- _REQUEST_:
Search the records for the word "given" and report each line that has it.

..............................

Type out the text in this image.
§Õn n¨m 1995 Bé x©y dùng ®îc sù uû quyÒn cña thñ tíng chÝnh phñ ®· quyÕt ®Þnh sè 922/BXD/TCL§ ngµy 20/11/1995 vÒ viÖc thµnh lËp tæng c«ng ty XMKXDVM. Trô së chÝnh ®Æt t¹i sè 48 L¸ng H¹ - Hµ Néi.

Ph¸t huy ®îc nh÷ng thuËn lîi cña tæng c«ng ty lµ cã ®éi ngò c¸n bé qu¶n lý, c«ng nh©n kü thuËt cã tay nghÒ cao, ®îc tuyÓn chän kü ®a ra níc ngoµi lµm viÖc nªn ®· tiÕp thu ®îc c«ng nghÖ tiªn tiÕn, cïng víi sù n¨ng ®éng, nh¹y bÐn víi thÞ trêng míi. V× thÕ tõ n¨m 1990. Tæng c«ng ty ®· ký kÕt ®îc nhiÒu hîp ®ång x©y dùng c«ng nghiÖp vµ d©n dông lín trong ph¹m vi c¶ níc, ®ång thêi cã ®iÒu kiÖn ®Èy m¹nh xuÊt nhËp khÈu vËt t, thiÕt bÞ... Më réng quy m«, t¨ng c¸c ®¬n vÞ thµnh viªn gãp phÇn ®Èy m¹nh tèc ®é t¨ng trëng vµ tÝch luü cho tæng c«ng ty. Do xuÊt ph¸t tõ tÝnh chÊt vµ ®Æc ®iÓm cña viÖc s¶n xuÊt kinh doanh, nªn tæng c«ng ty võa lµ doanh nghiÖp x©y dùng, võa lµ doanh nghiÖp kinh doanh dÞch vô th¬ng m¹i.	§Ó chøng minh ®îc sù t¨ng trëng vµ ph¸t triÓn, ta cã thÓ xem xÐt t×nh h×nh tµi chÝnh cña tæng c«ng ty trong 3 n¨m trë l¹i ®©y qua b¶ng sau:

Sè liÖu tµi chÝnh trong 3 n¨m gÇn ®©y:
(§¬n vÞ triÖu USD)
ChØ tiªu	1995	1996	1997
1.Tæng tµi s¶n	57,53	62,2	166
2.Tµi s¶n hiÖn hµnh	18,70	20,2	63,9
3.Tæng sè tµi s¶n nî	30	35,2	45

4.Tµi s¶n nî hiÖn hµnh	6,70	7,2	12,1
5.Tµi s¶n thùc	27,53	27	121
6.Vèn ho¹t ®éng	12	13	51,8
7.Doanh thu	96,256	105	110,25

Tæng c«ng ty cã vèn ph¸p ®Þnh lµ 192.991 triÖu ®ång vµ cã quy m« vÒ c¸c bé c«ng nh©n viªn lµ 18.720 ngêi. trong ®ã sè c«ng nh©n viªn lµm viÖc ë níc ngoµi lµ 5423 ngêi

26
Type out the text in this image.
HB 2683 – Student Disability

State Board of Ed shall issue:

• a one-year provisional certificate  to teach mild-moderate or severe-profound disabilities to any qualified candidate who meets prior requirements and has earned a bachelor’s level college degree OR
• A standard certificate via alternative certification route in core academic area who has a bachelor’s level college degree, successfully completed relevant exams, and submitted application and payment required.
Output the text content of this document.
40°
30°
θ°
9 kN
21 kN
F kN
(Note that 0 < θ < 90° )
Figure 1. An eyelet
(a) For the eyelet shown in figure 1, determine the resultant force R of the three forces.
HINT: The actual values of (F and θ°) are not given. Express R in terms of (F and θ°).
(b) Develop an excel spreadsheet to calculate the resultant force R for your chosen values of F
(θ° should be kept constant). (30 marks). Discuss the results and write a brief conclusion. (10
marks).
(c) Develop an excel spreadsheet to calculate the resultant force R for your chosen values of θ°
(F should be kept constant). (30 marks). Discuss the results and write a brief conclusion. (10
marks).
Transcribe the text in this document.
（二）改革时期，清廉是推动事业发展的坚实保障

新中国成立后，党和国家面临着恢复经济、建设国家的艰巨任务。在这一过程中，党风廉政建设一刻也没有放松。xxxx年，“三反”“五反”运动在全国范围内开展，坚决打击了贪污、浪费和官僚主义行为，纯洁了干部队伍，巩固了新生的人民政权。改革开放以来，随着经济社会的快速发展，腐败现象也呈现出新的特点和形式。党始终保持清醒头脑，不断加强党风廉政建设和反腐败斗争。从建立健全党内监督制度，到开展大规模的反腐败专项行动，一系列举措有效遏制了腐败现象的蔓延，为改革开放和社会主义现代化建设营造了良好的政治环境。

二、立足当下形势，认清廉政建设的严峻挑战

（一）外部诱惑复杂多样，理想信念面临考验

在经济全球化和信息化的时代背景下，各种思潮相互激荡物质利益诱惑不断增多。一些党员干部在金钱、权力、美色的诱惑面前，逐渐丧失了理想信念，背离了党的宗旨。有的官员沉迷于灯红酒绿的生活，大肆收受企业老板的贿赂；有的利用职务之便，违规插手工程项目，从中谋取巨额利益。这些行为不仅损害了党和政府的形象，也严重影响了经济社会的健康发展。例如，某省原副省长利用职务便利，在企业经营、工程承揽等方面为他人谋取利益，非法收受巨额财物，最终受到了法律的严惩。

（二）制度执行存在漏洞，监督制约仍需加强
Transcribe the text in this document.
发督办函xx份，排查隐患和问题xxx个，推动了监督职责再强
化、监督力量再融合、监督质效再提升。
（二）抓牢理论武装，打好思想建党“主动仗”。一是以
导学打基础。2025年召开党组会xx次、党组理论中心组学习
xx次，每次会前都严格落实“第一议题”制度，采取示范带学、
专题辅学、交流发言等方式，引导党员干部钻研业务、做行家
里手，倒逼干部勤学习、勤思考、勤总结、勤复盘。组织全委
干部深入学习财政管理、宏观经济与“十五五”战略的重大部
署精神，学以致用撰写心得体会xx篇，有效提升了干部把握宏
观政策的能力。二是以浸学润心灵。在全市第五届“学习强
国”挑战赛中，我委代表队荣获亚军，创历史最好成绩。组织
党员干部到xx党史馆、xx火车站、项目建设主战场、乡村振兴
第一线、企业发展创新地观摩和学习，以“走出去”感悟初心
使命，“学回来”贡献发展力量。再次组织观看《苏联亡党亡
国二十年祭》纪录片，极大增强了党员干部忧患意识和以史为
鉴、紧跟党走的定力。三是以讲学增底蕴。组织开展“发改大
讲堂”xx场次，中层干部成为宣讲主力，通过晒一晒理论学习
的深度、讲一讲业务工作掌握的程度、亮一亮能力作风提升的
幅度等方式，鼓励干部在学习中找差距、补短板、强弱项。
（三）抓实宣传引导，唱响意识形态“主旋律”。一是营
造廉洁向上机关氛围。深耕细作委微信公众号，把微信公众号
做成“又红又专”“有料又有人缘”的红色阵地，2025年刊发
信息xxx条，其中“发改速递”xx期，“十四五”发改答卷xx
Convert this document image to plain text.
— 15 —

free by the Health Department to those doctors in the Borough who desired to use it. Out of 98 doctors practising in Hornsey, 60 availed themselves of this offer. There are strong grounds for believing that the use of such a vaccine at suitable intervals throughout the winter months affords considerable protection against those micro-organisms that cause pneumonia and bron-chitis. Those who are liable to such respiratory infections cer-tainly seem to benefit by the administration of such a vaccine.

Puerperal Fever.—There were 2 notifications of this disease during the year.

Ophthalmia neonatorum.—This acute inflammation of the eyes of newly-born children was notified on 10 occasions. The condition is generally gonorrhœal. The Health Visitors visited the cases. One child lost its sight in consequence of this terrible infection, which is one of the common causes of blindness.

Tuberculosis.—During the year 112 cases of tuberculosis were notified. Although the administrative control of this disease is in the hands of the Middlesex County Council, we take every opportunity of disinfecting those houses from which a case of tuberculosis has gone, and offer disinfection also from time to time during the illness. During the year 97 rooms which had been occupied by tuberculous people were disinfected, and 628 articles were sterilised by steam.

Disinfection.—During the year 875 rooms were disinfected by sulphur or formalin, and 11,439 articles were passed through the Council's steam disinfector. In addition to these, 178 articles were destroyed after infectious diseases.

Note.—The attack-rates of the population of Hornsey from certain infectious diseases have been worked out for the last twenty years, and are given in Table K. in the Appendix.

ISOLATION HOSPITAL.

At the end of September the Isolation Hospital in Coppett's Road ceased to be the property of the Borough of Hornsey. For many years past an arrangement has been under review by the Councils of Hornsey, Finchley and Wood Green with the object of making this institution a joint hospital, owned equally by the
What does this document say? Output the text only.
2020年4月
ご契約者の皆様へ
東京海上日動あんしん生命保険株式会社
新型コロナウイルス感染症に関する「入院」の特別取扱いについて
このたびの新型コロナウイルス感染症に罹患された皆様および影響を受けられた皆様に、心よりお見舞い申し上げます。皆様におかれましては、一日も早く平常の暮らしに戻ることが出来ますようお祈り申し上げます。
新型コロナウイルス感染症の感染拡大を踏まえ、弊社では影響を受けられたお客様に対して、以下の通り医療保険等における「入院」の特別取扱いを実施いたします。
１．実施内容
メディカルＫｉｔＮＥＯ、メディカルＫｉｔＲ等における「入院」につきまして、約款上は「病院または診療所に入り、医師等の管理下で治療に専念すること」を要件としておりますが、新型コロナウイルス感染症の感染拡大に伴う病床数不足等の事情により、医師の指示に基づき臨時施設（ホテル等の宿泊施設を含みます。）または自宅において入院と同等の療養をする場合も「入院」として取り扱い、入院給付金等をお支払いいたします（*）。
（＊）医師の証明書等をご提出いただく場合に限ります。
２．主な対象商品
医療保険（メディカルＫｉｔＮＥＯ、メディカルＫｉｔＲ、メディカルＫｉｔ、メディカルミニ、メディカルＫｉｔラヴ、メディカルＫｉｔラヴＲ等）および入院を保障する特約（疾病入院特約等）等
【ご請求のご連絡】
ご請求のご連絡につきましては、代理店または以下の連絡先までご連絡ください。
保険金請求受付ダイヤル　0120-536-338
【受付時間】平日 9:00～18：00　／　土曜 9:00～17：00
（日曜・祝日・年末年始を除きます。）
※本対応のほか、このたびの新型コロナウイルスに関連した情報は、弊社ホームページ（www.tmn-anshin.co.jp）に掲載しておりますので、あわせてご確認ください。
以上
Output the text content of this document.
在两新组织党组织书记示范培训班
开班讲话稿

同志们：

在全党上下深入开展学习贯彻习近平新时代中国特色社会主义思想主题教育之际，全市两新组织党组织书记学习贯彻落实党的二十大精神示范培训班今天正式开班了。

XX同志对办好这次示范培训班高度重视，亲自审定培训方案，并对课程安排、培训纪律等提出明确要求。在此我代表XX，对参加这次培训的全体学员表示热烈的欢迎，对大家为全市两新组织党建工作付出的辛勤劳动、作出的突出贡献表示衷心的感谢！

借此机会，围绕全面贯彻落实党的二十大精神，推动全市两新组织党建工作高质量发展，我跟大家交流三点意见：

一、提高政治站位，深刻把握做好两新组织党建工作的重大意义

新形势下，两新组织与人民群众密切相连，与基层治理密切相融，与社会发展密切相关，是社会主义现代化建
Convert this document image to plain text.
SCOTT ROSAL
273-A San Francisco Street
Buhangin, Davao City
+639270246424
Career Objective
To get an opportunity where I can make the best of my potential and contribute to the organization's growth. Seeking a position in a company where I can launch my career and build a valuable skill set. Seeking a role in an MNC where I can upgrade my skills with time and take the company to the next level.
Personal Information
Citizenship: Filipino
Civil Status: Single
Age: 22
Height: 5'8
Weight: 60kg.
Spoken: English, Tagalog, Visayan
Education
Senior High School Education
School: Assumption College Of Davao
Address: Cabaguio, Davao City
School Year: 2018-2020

..............................

- _RIGHT ANSWER_:
HINT: The actual values of (F and θ°) are not given. Express R in terms of (F and θ°).
Note.—The attack-rates of the population of Hornsey from certain infectious diseases have been worked out for the last twenty years, and are given in Table K. in the Appendix.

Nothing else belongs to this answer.